Dataset rows
+---+

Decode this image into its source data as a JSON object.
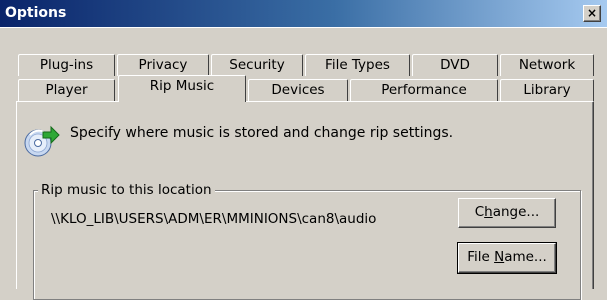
{
  "window": {
    "title": "Options",
    "close_glyph": "×"
  },
  "tabs_back_row": [
    {
      "label": "Plug-ins"
    },
    {
      "label": "Privacy"
    },
    {
      "label": "Security"
    },
    {
      "label": "File Types"
    },
    {
      "label": "DVD"
    },
    {
      "label": "Network"
    }
  ],
  "tabs_front_row": [
    {
      "label": "Player"
    },
    {
      "label": "Rip Music",
      "selected": true
    },
    {
      "label": "Devices"
    },
    {
      "label": "Performance"
    },
    {
      "label": "Library"
    }
  ],
  "rip_music": {
    "icon": "cd-rip-icon",
    "description": "Specify where music is stored and change rip settings.",
    "location_group_label": "Rip music to this location",
    "location_path": "\\\\KLO_LIB\\USERS\\ADM\\ER\\MMINIONS\\can8\\audio",
    "change_button": {
      "pre": "C",
      "accel": "h",
      "post": "ange..."
    },
    "filename_button": {
      "pre": "File ",
      "accel": "N",
      "post": "ame..."
    }
  }
}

+---+

◆ What the task requires
Repeat every record precisely. Any picture among them stays out of the copy.

◆ Written solution
Decode this image into its source data as a JSON object.
{
  "window": {
    "title": "Options",
    "close_glyph": "×"
  },
  "tabs_back_row": [
    {
      "label": "Plug-ins"
    },
    {
      "label": "Privacy"
    },
    {
      "label": "Security"
    },
    {
      "label": "File Types"
    },
    {
      "label": "DVD"
    },
    {
      "label": "Network"
    }
  ],
  "tabs_front_row": [
    {
      "label": "Player"
    },
    {
      "label": "Rip Music",
      "selected": true
    },
    {
      "label": "Devices"
    },
    {
      "label": "Performance"
    },
    {
      "label": "Library"
    }
  ],
  "rip_music": {
    "icon": "cd-rip-icon",
    "description": "Specify where music is stored and change rip settings.",
    "location_group_label": "Rip music to this location",
    "location_path": "\\\\KLO_LIB\\USERS\\ADM\\ER\\MMINIONS\\can8\\audio",
    "change_button": {
      "pre": "C",
      "accel": "h",
      "post": "ange..."
    },
    "filename_button": {
      "pre": "File ",
      "accel": "N",
      "post": "ame..."
    }
  }
}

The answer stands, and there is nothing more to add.